## Data shown:

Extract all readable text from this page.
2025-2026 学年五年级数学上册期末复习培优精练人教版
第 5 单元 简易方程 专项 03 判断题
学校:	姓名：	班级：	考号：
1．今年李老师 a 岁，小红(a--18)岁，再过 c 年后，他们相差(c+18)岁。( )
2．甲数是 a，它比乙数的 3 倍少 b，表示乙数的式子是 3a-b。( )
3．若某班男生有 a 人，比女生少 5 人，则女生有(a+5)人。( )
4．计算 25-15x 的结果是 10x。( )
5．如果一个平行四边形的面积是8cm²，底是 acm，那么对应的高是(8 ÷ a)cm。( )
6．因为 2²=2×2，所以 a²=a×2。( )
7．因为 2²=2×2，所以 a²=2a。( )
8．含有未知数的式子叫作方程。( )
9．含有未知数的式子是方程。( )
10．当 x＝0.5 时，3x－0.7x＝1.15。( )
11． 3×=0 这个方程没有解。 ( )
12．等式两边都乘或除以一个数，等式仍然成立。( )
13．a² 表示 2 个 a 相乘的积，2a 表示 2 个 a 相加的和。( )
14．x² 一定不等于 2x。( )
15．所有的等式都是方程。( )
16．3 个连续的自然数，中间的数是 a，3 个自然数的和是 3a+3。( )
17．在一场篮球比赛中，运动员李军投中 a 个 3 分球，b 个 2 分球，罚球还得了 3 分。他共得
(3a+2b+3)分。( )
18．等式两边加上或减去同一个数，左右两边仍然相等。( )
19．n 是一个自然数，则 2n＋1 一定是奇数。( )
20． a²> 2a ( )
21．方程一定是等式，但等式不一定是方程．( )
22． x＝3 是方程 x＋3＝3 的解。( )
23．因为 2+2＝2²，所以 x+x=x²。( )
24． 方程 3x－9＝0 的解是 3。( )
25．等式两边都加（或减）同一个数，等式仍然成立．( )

---

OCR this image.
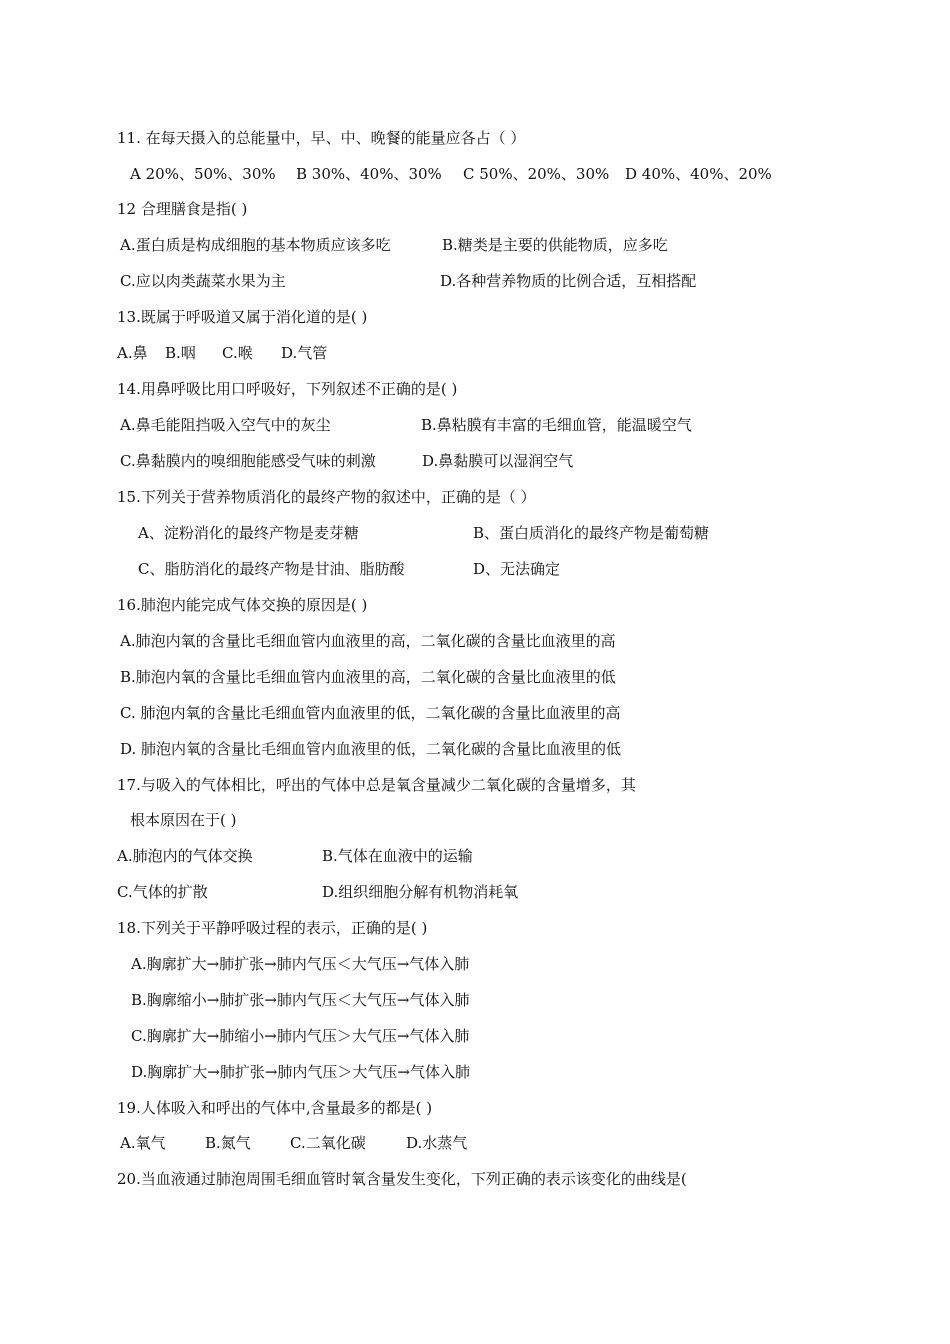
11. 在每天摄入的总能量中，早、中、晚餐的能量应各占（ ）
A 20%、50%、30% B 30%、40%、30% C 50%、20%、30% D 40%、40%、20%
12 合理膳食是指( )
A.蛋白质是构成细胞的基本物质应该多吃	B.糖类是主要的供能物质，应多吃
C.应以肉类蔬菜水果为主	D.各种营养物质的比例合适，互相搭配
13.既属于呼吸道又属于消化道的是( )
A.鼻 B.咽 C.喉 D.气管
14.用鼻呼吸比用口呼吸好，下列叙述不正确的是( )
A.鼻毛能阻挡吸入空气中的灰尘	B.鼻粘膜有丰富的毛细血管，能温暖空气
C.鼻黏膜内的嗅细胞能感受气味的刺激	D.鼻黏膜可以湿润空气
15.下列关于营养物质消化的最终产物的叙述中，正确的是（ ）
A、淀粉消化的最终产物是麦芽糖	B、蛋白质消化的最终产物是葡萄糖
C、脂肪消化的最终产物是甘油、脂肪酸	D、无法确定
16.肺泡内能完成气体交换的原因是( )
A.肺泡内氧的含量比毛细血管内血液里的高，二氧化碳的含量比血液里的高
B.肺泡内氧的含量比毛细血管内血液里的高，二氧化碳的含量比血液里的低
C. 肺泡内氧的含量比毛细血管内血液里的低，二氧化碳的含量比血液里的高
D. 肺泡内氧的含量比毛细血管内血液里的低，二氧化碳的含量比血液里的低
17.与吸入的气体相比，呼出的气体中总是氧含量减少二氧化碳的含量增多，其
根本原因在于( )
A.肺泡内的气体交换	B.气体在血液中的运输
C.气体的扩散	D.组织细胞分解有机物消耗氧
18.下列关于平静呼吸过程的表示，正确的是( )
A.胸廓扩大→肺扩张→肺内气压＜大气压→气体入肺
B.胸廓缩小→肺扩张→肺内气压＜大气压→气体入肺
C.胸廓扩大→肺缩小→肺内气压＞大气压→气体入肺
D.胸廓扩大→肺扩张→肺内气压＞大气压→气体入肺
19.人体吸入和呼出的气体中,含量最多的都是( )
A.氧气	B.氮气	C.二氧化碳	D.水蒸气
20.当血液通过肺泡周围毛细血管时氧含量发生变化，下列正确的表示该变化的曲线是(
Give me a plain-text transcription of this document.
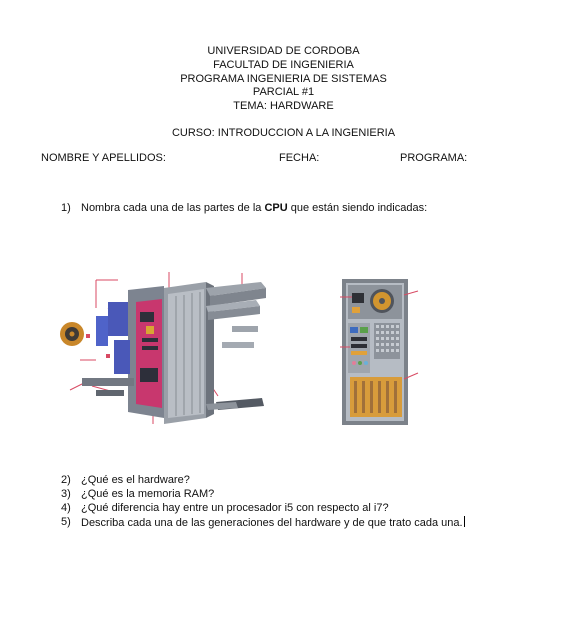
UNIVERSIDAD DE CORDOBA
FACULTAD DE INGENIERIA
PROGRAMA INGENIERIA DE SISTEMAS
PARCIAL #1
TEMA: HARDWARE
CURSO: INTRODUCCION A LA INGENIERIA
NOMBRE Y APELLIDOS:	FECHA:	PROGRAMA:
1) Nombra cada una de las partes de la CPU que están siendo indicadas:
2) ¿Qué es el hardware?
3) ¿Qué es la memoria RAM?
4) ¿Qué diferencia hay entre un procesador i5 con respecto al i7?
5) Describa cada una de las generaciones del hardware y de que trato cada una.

==

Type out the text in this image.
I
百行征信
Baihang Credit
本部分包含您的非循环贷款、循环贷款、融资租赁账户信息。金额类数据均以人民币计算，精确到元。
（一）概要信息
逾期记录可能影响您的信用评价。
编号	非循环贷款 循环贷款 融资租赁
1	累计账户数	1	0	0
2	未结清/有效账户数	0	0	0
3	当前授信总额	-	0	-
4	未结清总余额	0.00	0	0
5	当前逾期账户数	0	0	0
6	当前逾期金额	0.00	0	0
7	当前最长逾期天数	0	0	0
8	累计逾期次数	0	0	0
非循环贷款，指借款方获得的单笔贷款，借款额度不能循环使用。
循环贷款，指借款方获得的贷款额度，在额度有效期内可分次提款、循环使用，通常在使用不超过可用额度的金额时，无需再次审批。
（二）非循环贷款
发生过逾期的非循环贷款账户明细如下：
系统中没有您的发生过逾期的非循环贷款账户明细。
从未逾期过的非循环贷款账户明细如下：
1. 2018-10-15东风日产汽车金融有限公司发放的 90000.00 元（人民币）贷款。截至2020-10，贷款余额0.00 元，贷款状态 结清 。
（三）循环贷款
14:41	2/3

## Exercise goal:
In the entries above, identify every line with the word "胸廓扩大". Copy those lines.

## Solved exercise:
A.胸廓扩大→肺扩张→肺内气压＜大气压→气体入肺
C.胸廓扩大→肺缩小→肺内气压＞大气压→气体入肺
D.胸廓扩大→肺扩张→肺内气压＞大气压→气体入肺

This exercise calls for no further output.